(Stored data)
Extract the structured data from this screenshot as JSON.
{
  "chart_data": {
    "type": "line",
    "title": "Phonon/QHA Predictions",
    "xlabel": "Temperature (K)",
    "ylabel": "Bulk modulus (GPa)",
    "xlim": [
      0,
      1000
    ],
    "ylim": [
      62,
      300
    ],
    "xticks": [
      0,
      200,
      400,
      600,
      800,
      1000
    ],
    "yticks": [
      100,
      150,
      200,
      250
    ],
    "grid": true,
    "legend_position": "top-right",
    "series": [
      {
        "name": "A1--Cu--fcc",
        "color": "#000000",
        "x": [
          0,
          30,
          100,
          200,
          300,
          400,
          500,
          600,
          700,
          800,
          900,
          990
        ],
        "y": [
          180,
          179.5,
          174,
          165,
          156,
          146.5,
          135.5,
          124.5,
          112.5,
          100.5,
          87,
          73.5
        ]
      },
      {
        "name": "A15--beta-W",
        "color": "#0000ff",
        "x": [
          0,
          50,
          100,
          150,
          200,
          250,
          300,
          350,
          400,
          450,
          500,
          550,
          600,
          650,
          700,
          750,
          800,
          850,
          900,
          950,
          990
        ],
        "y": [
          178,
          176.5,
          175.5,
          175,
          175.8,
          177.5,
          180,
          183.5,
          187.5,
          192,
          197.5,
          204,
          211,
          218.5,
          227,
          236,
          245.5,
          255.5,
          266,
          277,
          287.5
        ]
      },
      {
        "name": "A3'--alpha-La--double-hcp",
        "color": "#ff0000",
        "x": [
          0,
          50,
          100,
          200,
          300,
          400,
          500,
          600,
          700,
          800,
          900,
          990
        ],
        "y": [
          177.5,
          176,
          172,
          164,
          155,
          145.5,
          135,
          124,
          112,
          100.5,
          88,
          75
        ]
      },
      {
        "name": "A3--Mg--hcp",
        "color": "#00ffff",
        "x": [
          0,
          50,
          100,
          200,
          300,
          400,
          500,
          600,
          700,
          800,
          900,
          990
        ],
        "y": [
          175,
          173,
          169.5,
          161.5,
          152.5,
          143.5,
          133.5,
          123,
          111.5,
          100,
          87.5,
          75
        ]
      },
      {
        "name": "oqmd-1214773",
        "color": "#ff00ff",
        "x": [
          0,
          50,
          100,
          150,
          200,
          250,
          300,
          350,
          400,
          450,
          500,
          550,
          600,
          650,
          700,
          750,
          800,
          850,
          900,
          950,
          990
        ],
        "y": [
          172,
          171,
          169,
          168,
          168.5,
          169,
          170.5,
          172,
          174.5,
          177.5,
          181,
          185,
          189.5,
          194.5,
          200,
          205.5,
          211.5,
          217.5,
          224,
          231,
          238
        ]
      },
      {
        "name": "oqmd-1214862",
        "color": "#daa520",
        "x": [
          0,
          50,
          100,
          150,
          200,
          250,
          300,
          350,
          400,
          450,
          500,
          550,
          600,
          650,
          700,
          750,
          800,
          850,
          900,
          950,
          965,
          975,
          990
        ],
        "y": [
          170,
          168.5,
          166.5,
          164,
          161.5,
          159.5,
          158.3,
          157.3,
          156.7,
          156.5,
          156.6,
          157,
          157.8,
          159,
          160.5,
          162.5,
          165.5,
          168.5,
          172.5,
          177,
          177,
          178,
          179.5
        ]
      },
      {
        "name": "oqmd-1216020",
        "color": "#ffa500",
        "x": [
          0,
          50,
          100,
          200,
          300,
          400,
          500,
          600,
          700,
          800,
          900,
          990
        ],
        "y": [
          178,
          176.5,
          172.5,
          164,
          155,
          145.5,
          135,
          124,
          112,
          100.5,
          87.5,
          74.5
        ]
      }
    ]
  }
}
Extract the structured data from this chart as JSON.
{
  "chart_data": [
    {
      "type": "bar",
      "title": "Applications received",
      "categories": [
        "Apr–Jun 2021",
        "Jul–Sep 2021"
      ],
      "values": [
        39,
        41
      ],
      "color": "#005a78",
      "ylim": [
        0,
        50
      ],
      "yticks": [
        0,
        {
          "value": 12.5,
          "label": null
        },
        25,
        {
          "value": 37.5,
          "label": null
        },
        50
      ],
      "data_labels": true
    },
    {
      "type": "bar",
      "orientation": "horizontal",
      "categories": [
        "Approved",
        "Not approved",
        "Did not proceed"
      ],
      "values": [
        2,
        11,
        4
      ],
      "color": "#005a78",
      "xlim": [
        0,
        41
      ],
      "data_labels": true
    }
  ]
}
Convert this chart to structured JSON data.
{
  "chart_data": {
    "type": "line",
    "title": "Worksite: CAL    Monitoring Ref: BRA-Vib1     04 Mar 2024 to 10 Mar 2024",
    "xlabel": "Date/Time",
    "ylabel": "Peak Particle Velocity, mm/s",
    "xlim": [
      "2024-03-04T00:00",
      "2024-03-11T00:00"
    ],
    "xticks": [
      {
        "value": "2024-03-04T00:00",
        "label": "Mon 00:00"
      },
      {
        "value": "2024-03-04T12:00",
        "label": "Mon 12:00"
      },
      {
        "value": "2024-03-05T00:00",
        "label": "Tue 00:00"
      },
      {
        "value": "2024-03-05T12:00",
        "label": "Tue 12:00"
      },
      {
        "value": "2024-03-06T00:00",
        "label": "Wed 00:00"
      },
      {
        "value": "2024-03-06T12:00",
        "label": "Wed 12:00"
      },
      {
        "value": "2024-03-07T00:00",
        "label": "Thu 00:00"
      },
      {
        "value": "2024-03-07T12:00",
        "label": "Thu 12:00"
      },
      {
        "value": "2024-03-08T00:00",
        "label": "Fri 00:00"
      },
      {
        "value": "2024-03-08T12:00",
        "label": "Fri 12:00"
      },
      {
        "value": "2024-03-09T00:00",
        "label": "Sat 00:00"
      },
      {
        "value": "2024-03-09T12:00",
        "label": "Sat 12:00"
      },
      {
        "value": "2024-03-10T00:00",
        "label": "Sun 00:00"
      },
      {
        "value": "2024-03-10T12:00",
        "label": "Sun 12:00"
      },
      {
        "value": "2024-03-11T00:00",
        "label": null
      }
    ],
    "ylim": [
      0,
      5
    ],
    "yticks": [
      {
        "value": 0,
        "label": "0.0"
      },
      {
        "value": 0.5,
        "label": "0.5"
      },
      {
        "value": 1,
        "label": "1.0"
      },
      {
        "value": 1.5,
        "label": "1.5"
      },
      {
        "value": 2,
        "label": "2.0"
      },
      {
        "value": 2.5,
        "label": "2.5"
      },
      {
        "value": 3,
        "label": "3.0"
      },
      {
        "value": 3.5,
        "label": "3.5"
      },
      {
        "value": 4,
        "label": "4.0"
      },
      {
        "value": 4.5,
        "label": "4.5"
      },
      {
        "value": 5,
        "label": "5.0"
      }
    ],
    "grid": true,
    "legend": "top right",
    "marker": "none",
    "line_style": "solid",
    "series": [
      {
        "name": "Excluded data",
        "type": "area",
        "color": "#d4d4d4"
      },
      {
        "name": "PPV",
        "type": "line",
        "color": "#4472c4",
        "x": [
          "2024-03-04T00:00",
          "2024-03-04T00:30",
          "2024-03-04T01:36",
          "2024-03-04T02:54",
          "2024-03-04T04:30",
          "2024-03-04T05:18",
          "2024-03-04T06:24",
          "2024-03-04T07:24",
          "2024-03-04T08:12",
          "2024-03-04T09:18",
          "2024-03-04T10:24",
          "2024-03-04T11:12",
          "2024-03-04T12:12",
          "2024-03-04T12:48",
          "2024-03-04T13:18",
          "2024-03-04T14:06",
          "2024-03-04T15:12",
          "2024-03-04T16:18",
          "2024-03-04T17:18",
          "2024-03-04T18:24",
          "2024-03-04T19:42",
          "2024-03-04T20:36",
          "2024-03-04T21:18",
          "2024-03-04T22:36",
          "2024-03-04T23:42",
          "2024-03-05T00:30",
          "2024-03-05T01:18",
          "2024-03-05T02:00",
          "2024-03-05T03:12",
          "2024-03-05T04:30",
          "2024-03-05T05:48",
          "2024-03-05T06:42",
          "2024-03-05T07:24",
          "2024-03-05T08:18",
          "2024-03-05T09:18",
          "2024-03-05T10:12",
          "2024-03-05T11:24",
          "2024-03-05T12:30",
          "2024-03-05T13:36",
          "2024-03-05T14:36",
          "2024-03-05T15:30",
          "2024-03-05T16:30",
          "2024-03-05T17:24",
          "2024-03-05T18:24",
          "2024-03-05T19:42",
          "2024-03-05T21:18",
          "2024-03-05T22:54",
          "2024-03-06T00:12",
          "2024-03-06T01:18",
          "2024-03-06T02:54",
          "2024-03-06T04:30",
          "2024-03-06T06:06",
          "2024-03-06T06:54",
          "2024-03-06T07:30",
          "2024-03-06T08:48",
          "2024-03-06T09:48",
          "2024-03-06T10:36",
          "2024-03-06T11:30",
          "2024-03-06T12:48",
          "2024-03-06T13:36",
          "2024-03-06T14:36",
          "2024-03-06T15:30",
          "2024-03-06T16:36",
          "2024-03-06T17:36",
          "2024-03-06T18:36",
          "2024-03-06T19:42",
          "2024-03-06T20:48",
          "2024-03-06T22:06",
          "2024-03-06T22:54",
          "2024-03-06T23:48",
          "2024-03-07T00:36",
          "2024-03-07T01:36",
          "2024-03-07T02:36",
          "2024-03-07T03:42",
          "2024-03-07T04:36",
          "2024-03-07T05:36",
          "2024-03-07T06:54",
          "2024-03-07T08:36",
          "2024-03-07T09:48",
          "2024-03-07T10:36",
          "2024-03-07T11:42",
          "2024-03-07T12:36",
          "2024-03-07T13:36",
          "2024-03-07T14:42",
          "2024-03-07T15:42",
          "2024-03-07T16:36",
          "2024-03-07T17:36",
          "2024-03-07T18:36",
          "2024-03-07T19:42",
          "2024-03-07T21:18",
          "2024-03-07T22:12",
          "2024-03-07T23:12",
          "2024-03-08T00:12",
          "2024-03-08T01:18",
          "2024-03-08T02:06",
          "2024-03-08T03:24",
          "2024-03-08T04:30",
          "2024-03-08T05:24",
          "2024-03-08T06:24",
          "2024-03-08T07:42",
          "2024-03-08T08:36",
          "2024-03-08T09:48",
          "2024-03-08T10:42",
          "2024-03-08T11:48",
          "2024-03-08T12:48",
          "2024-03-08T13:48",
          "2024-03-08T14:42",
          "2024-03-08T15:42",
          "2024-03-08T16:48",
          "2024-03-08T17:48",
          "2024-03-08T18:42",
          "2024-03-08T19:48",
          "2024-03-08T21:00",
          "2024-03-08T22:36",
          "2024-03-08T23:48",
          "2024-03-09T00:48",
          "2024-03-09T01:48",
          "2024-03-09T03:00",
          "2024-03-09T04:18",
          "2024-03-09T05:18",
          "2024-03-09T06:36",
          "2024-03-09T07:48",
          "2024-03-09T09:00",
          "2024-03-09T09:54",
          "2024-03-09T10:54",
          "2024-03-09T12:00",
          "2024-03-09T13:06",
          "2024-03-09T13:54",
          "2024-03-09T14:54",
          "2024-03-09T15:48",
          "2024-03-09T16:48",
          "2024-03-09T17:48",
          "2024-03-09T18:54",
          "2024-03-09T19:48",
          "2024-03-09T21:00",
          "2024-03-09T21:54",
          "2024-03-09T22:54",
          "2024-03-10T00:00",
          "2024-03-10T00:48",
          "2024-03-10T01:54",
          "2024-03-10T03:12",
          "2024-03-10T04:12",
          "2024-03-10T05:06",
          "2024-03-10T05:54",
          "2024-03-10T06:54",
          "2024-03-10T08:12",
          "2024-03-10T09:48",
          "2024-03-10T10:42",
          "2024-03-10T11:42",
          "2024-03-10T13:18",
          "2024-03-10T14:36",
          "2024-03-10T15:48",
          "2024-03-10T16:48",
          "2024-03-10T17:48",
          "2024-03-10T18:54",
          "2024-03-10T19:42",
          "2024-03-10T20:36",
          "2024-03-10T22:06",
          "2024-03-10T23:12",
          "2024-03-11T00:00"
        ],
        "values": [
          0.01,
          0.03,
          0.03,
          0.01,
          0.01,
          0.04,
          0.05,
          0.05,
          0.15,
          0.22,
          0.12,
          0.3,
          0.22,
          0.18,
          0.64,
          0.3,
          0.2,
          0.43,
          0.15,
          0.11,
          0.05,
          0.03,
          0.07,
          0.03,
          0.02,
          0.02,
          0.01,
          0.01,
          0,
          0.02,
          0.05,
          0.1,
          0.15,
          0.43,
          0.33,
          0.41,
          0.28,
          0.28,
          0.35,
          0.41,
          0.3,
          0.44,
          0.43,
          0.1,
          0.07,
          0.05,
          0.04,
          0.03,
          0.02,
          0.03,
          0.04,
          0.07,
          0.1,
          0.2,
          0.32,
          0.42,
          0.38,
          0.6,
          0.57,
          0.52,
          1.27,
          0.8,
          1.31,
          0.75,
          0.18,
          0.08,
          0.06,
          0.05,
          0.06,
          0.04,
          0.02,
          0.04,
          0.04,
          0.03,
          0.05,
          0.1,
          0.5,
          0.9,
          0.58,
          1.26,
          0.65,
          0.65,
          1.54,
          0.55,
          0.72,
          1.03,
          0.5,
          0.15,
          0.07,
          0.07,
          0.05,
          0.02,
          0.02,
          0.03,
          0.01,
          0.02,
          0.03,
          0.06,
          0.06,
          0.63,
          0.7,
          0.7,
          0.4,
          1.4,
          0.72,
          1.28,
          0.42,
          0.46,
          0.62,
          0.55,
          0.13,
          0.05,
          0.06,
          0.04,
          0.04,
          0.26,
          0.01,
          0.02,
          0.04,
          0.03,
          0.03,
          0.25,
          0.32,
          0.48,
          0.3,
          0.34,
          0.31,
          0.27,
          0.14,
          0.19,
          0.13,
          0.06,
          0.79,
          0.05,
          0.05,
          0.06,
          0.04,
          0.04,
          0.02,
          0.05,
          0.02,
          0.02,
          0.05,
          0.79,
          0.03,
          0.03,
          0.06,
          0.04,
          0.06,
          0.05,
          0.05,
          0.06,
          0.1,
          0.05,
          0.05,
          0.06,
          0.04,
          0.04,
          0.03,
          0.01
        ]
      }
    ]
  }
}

> WORK TO DO
Go through the data and count each line that has the word "ylabel", then give the total alone.

> TASK OUTPUT
2